---------- Items ----------

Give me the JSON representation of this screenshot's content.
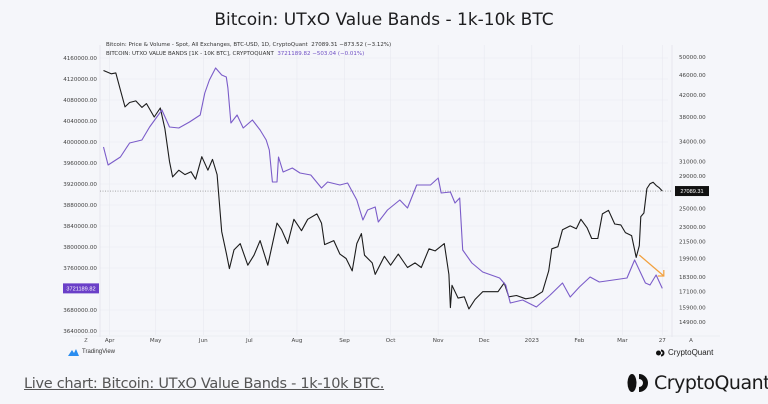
{
  "title": "Bitcoin: UTxO Value Bands - 1k-10k BTC",
  "legend": {
    "line1_label": "Bitcoin: Price & Volume - Spot, All Exchanges, BTC-USD, 1D, CryptoQuant",
    "line1_value": "27089.31  −873.52 (−3.12%)",
    "line2_label": "BITCOIN: UTXO VALUE BANDS [1K - 10K BTC], CRYPTOQUANT",
    "line2_value": "3721189.82  −503.04 (−0.01%)"
  },
  "tradingview_label": "TradingView",
  "cq_small_label": "CryptoQuant",
  "footer": {
    "link_text": "Live chart: Bitcoin: UTxO Value Bands - 1k-10k BTC.",
    "brand": "CryptoQuant"
  },
  "colors": {
    "price": "#1c1c1c",
    "band": "#7b5cc9",
    "badge_band": "#6a3fc8",
    "badge_price": "#111111",
    "arrow": "#f2a03d"
  },
  "chart_data": {
    "type": "line",
    "title": "Bitcoin: UTxO Value Bands - 1k-10k BTC",
    "x_start": "2022-03-27",
    "x_end": "2023-03-27",
    "x_ticks": [
      {
        "label": "Apr",
        "date": "2022-04-01"
      },
      {
        "label": "May",
        "date": "2022-05-01"
      },
      {
        "label": "Jun",
        "date": "2022-06-01"
      },
      {
        "label": "Jul",
        "date": "2022-07-01"
      },
      {
        "label": "Aug",
        "date": "2022-08-01"
      },
      {
        "label": "Sep",
        "date": "2022-09-01"
      },
      {
        "label": "Oct",
        "date": "2022-10-01"
      },
      {
        "label": "Nov",
        "date": "2022-11-01"
      },
      {
        "label": "Dec",
        "date": "2022-12-01"
      },
      {
        "label": "2023",
        "date": "2023-01-01"
      },
      {
        "label": "Feb",
        "date": "2023-02-01"
      },
      {
        "label": "Mar",
        "date": "2023-03-01"
      },
      {
        "label": "27",
        "date": "2023-03-27"
      }
    ],
    "left_axis": {
      "scale": "linear",
      "range": [
        3640000,
        4160000
      ],
      "ticks": [
        "4160000.00",
        "4120000.00",
        "4080000.00",
        "4040000.00",
        "4000000.00",
        "3960000.00",
        "3920000.00",
        "3880000.00",
        "3840000.00",
        "3800000.00",
        "3760000.00",
        "3680000.00",
        "3640000.00"
      ],
      "current_label": "3721189.82"
    },
    "right_axis": {
      "scale": "log",
      "range": [
        14900,
        50000
      ],
      "ticks": [
        "50000.00",
        "46000.00",
        "42000.00",
        "38000.00",
        "34000.00",
        "31000.00",
        "29000.00",
        "25000.00",
        "23000.00",
        "21500.00",
        "19900.00",
        "18300.00",
        "17100.00",
        "15900.00",
        "14900.00"
      ],
      "current_label": "27089.31"
    },
    "corner_labels": {
      "left": "Z",
      "right": "A"
    },
    "annotation": {
      "type": "arrow",
      "from": "2023-03-12",
      "to": "2023-03-28",
      "meaning": "declining band"
    },
    "series": [
      {
        "name": "Bitcoin Price (USD)",
        "axis": "right",
        "points": [
          [
            "2022-03-28",
            47000
          ],
          [
            "2022-04-02",
            46300
          ],
          [
            "2022-04-05",
            46500
          ],
          [
            "2022-04-08",
            43000
          ],
          [
            "2022-04-11",
            39800
          ],
          [
            "2022-04-14",
            40600
          ],
          [
            "2022-04-18",
            40900
          ],
          [
            "2022-04-22",
            39700
          ],
          [
            "2022-04-25",
            40400
          ],
          [
            "2022-04-30",
            38000
          ],
          [
            "2022-05-04",
            39600
          ],
          [
            "2022-05-07",
            36000
          ],
          [
            "2022-05-10",
            31000
          ],
          [
            "2022-05-12",
            28900
          ],
          [
            "2022-05-16",
            29800
          ],
          [
            "2022-05-20",
            29200
          ],
          [
            "2022-05-24",
            29600
          ],
          [
            "2022-05-27",
            28600
          ],
          [
            "2022-05-31",
            31700
          ],
          [
            "2022-06-04",
            29800
          ],
          [
            "2022-06-07",
            31300
          ],
          [
            "2022-06-10",
            29200
          ],
          [
            "2022-06-13",
            22500
          ],
          [
            "2022-06-16",
            20400
          ],
          [
            "2022-06-18",
            19000
          ],
          [
            "2022-06-21",
            20700
          ],
          [
            "2022-06-25",
            21300
          ],
          [
            "2022-06-30",
            19300
          ],
          [
            "2022-07-04",
            20200
          ],
          [
            "2022-07-08",
            21600
          ],
          [
            "2022-07-13",
            19300
          ],
          [
            "2022-07-19",
            23400
          ],
          [
            "2022-07-22",
            22700
          ],
          [
            "2022-07-26",
            21300
          ],
          [
            "2022-07-30",
            23800
          ],
          [
            "2022-08-04",
            22600
          ],
          [
            "2022-08-08",
            23800
          ],
          [
            "2022-08-14",
            24400
          ],
          [
            "2022-08-17",
            23400
          ],
          [
            "2022-08-19",
            21200
          ],
          [
            "2022-08-25",
            21600
          ],
          [
            "2022-08-29",
            20300
          ],
          [
            "2022-09-02",
            19900
          ],
          [
            "2022-09-06",
            18800
          ],
          [
            "2022-09-09",
            21300
          ],
          [
            "2022-09-12",
            22300
          ],
          [
            "2022-09-14",
            20200
          ],
          [
            "2022-09-19",
            19500
          ],
          [
            "2022-09-21",
            18500
          ],
          [
            "2022-09-27",
            20100
          ],
          [
            "2022-10-01",
            19300
          ],
          [
            "2022-10-06",
            20300
          ],
          [
            "2022-10-12",
            19100
          ],
          [
            "2022-10-17",
            19500
          ],
          [
            "2022-10-21",
            19100
          ],
          [
            "2022-10-26",
            20800
          ],
          [
            "2022-10-30",
            20600
          ],
          [
            "2022-11-05",
            21300
          ],
          [
            "2022-11-08",
            18500
          ],
          [
            "2022-11-09",
            15900
          ],
          [
            "2022-11-10",
            17600
          ],
          [
            "2022-11-14",
            16600
          ],
          [
            "2022-11-18",
            16700
          ],
          [
            "2022-11-21",
            15800
          ],
          [
            "2022-11-25",
            16500
          ],
          [
            "2022-11-30",
            17100
          ],
          [
            "2022-12-05",
            17100
          ],
          [
            "2022-12-10",
            17100
          ],
          [
            "2022-12-14",
            17800
          ],
          [
            "2022-12-17",
            16700
          ],
          [
            "2022-12-22",
            16800
          ],
          [
            "2022-12-28",
            16550
          ],
          [
            "2023-01-02",
            16650
          ],
          [
            "2023-01-08",
            17100
          ],
          [
            "2023-01-12",
            18800
          ],
          [
            "2023-01-14",
            20800
          ],
          [
            "2023-01-18",
            21000
          ],
          [
            "2023-01-21",
            22700
          ],
          [
            "2023-01-26",
            23100
          ],
          [
            "2023-01-30",
            22800
          ],
          [
            "2023-02-02",
            23800
          ],
          [
            "2023-02-06",
            22900
          ],
          [
            "2023-02-09",
            21800
          ],
          [
            "2023-02-13",
            21800
          ],
          [
            "2023-02-16",
            24400
          ],
          [
            "2023-02-20",
            24800
          ],
          [
            "2023-02-24",
            23300
          ],
          [
            "2023-02-28",
            23200
          ],
          [
            "2023-03-03",
            22400
          ],
          [
            "2023-03-07",
            22100
          ],
          [
            "2023-03-10",
            20000
          ],
          [
            "2023-03-12",
            21100
          ],
          [
            "2023-03-13",
            24100
          ],
          [
            "2023-03-15",
            24500
          ],
          [
            "2023-03-17",
            27400
          ],
          [
            "2023-03-19",
            28000
          ],
          [
            "2023-03-21",
            28200
          ],
          [
            "2023-03-23",
            27800
          ],
          [
            "2023-03-25",
            27500
          ],
          [
            "2023-03-27",
            27089.31
          ]
        ]
      },
      {
        "name": "UTXO Value Bands [1K - 10K BTC]",
        "axis": "left",
        "points": [
          [
            "2022-03-28",
            3990500
          ],
          [
            "2022-03-31",
            3956200
          ],
          [
            "2022-04-08",
            3971400
          ],
          [
            "2022-04-14",
            3998100
          ],
          [
            "2022-04-22",
            4003800
          ],
          [
            "2022-04-27",
            4028600
          ],
          [
            "2022-05-05",
            4061000
          ],
          [
            "2022-05-10",
            4028600
          ],
          [
            "2022-05-16",
            4026700
          ],
          [
            "2022-05-23",
            4038100
          ],
          [
            "2022-05-30",
            4051400
          ],
          [
            "2022-06-02",
            4093300
          ],
          [
            "2022-06-05",
            4118100
          ],
          [
            "2022-06-09",
            4141000
          ],
          [
            "2022-06-13",
            4127600
          ],
          [
            "2022-06-16",
            4123800
          ],
          [
            "2022-06-17",
            4102900
          ],
          [
            "2022-06-19",
            4036200
          ],
          [
            "2022-06-23",
            4051400
          ],
          [
            "2022-06-27",
            4026700
          ],
          [
            "2022-07-03",
            4041900
          ],
          [
            "2022-07-08",
            4022900
          ],
          [
            "2022-07-12",
            4003800
          ],
          [
            "2022-07-14",
            3984800
          ],
          [
            "2022-07-16",
            3923800
          ],
          [
            "2022-07-19",
            3923800
          ],
          [
            "2022-07-20",
            3971400
          ],
          [
            "2022-07-23",
            3942900
          ],
          [
            "2022-07-29",
            3950500
          ],
          [
            "2022-08-03",
            3941000
          ],
          [
            "2022-08-10",
            3937100
          ],
          [
            "2022-08-17",
            3912400
          ],
          [
            "2022-08-21",
            3923800
          ],
          [
            "2022-08-29",
            3918100
          ],
          [
            "2022-09-03",
            3921900
          ],
          [
            "2022-09-09",
            3889500
          ],
          [
            "2022-09-13",
            3851400
          ],
          [
            "2022-09-16",
            3870500
          ],
          [
            "2022-09-21",
            3876200
          ],
          [
            "2022-09-23",
            3847600
          ],
          [
            "2022-09-29",
            3870500
          ],
          [
            "2022-10-07",
            3889500
          ],
          [
            "2022-10-12",
            3874300
          ],
          [
            "2022-10-18",
            3918100
          ],
          [
            "2022-10-27",
            3918100
          ],
          [
            "2022-11-01",
            3931400
          ],
          [
            "2022-11-03",
            3902900
          ],
          [
            "2022-11-09",
            3904800
          ],
          [
            "2022-11-12",
            3883800
          ],
          [
            "2022-11-15",
            3893300
          ],
          [
            "2022-11-17",
            3794300
          ],
          [
            "2022-11-23",
            3769500
          ],
          [
            "2022-11-30",
            3752400
          ],
          [
            "2022-12-11",
            3740900
          ],
          [
            "2022-12-15",
            3727600
          ],
          [
            "2022-12-18",
            3693300
          ],
          [
            "2022-12-26",
            3699000
          ],
          [
            "2023-01-04",
            3685700
          ],
          [
            "2023-01-13",
            3708600
          ],
          [
            "2023-01-21",
            3731400
          ],
          [
            "2023-01-26",
            3704700
          ],
          [
            "2023-02-01",
            3723800
          ],
          [
            "2023-02-08",
            3742800
          ],
          [
            "2023-02-14",
            3733300
          ],
          [
            "2023-02-23",
            3737100
          ],
          [
            "2023-03-04",
            3740900
          ],
          [
            "2023-03-09",
            3775200
          ],
          [
            "2023-03-16",
            3731400
          ],
          [
            "2023-03-19",
            3727600
          ],
          [
            "2023-03-23",
            3746700
          ],
          [
            "2023-03-27",
            3721189.82
          ]
        ]
      }
    ]
  }
}
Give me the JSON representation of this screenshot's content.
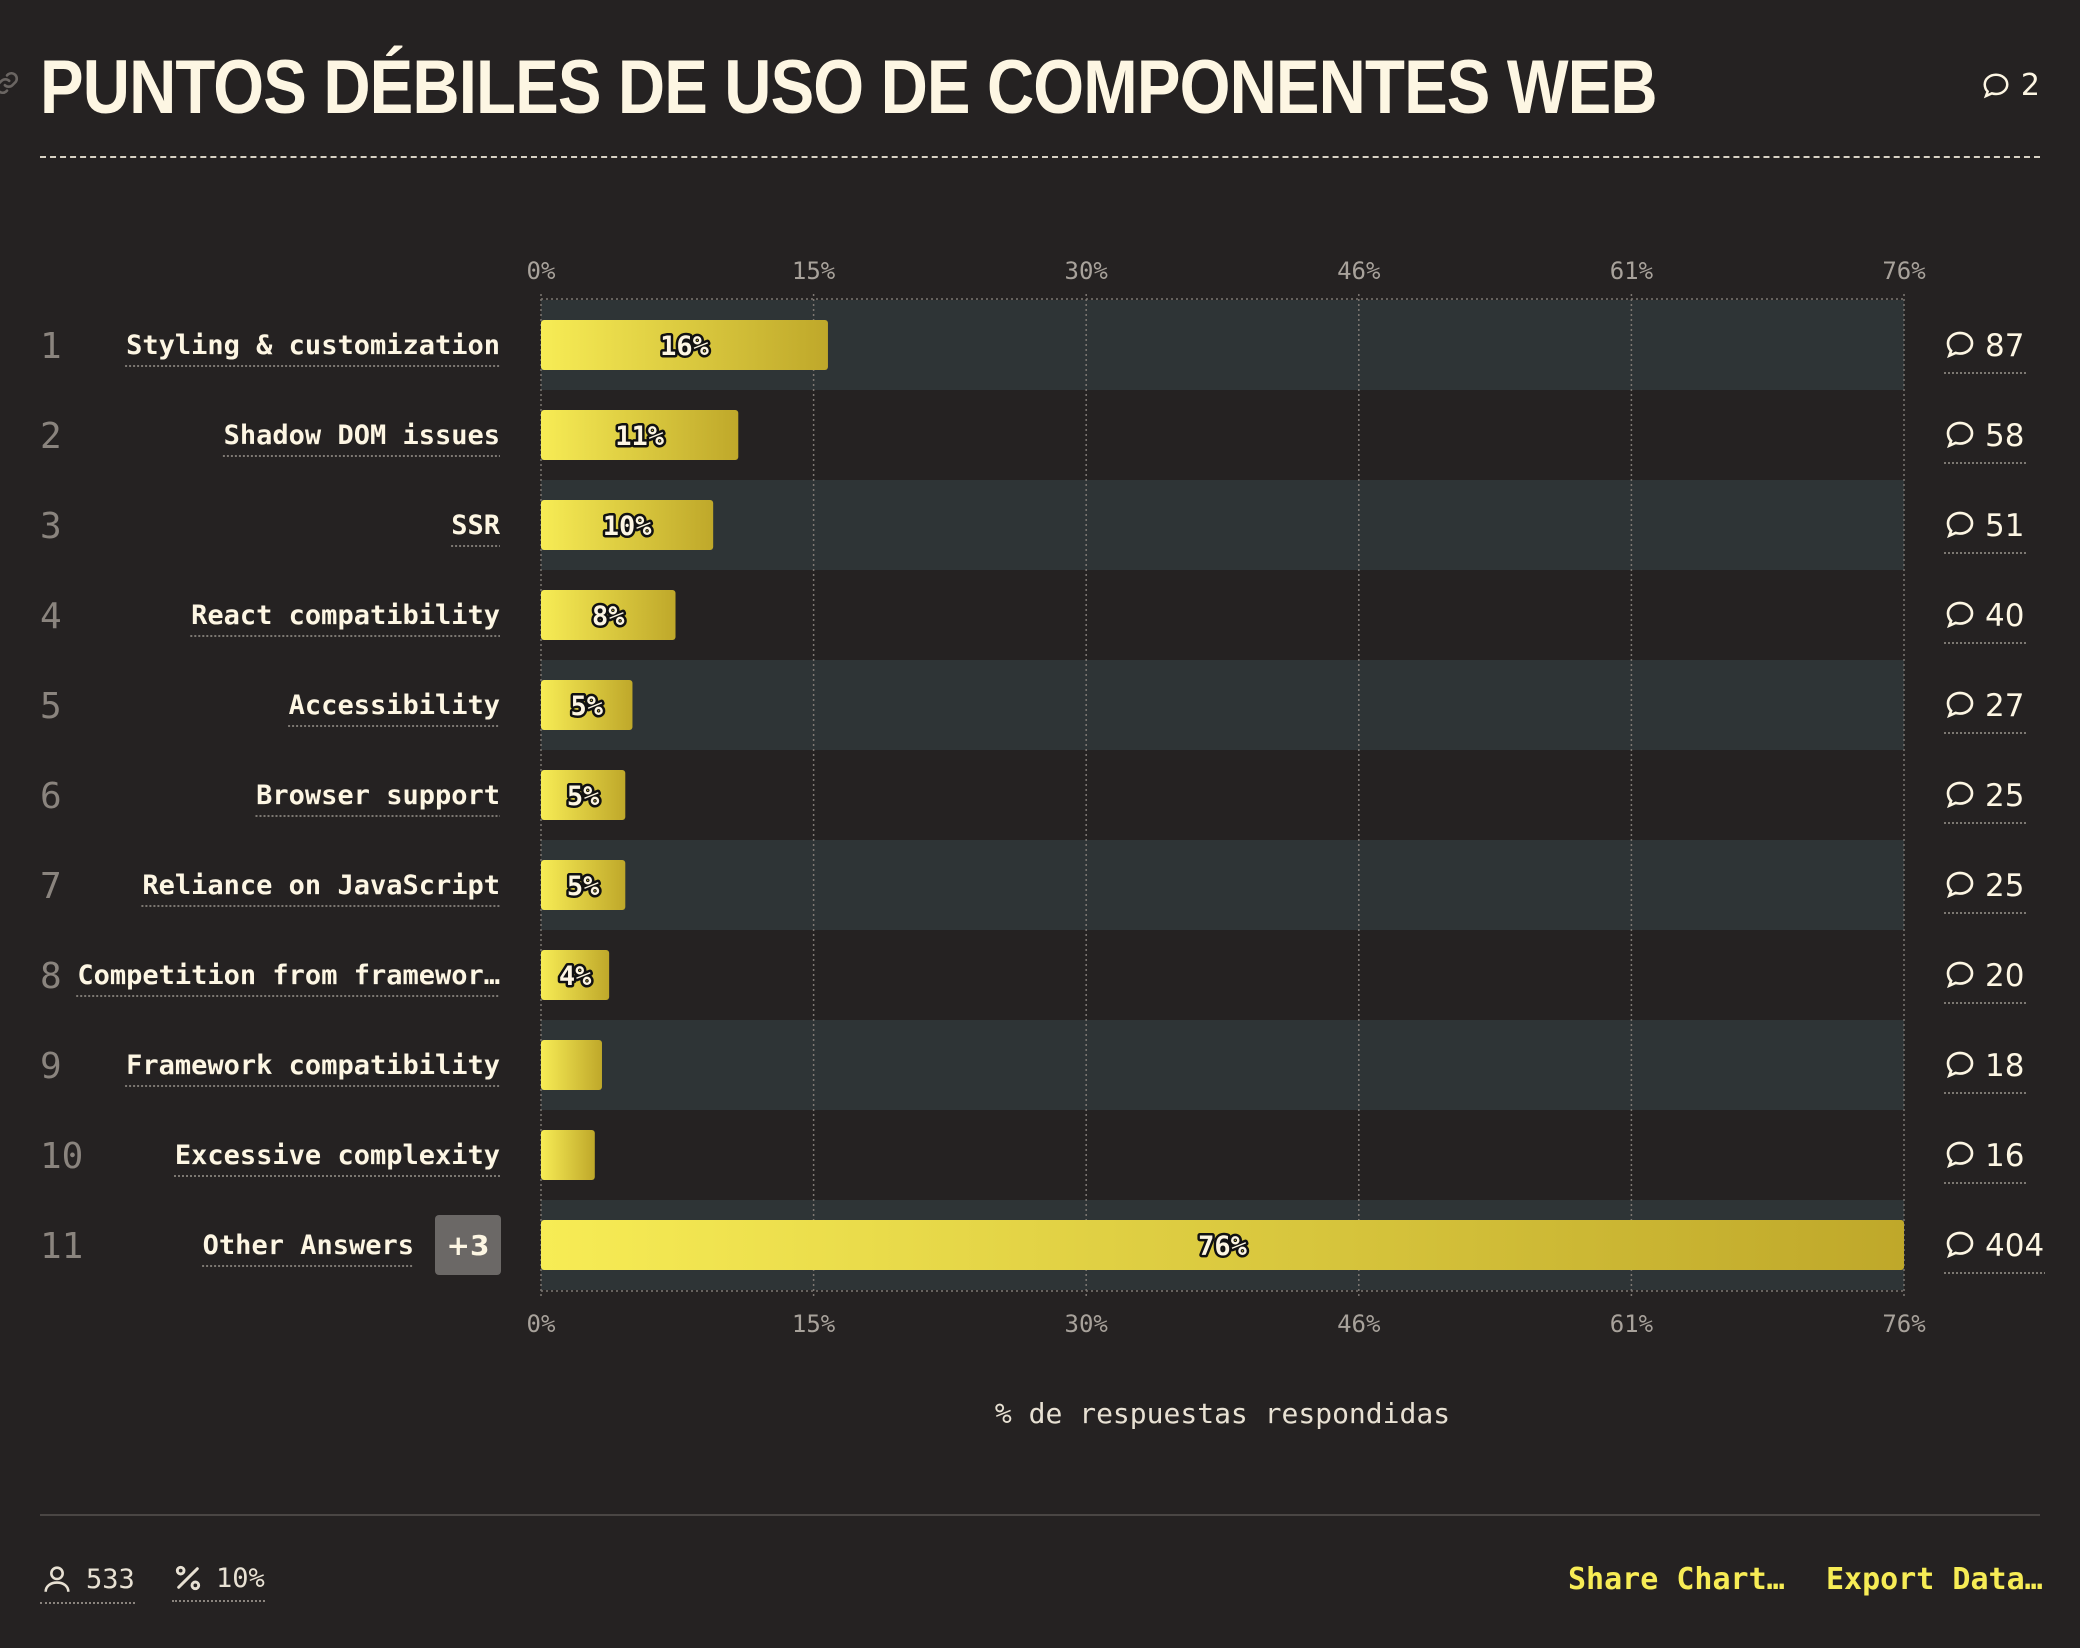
{
  "header": {
    "title": "PUNTOS DÉBILES DE USO DE COMPONENTES WEB",
    "comment_count": "2"
  },
  "chart_data": {
    "type": "bar",
    "orientation": "horizontal",
    "title": "PUNTOS DÉBILES DE USO DE COMPONENTES WEB",
    "xlabel": "% de respuestas respondidas",
    "xlim": [
      0,
      76
    ],
    "x_ticks": [
      "0%",
      "15%",
      "30%",
      "46%",
      "61%",
      "76%"
    ],
    "grid": true,
    "rows": [
      {
        "rank": "1",
        "category": "Styling & customization",
        "value": 16,
        "label": "16%",
        "count": "87"
      },
      {
        "rank": "2",
        "category": "Shadow DOM issues",
        "value": 11,
        "label": "11%",
        "count": "58"
      },
      {
        "rank": "3",
        "category": "SSR",
        "value": 9.6,
        "label": "10%",
        "count": "51"
      },
      {
        "rank": "4",
        "category": "React compatibility",
        "value": 7.5,
        "label": "8%",
        "count": "40"
      },
      {
        "rank": "5",
        "category": "Accessibility",
        "value": 5.1,
        "label": "5%",
        "count": "27"
      },
      {
        "rank": "6",
        "category": "Browser support",
        "value": 4.7,
        "label": "5%",
        "count": "25"
      },
      {
        "rank": "7",
        "category": "Reliance on JavaScript",
        "value": 4.7,
        "label": "5%",
        "count": "25"
      },
      {
        "rank": "8",
        "category": "Competition from framewor…",
        "value": 3.8,
        "label": "4%",
        "count": "20"
      },
      {
        "rank": "9",
        "category": "Framework compatibility",
        "value": 3.4,
        "label": "",
        "count": "18"
      },
      {
        "rank": "10",
        "category": "Excessive complexity",
        "value": 3.0,
        "label": "",
        "count": "16"
      },
      {
        "rank": "11",
        "category": "Other Answers",
        "value": 76,
        "label": "76%",
        "count": "404",
        "badge": "+3"
      }
    ],
    "colors": {
      "bar_start": "#f7ec55",
      "bar_end": "#bfa82a",
      "band": "#2e3436",
      "background": "#252222"
    }
  },
  "footer": {
    "respondents": "533",
    "percent": "10%",
    "share_label": "Share Chart…",
    "export_label": "Export Data…"
  }
}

----------

== Your task ==
Find the lines with the string "category" and reproduce them.

== Output below ==
        "category": "Styling & customization",
        "category": "Shadow DOM issues",
        "category": "SSR",
        "category": "React compatibility",
        "category": "Accessibility",
        "category": "Browser support",
        "category": "Reliance on JavaScript",
        "category": "Competition from framewor…",
        "category": "Framework compatibility",
        "category": "Excessive complexity",
        "category": "Other Answers",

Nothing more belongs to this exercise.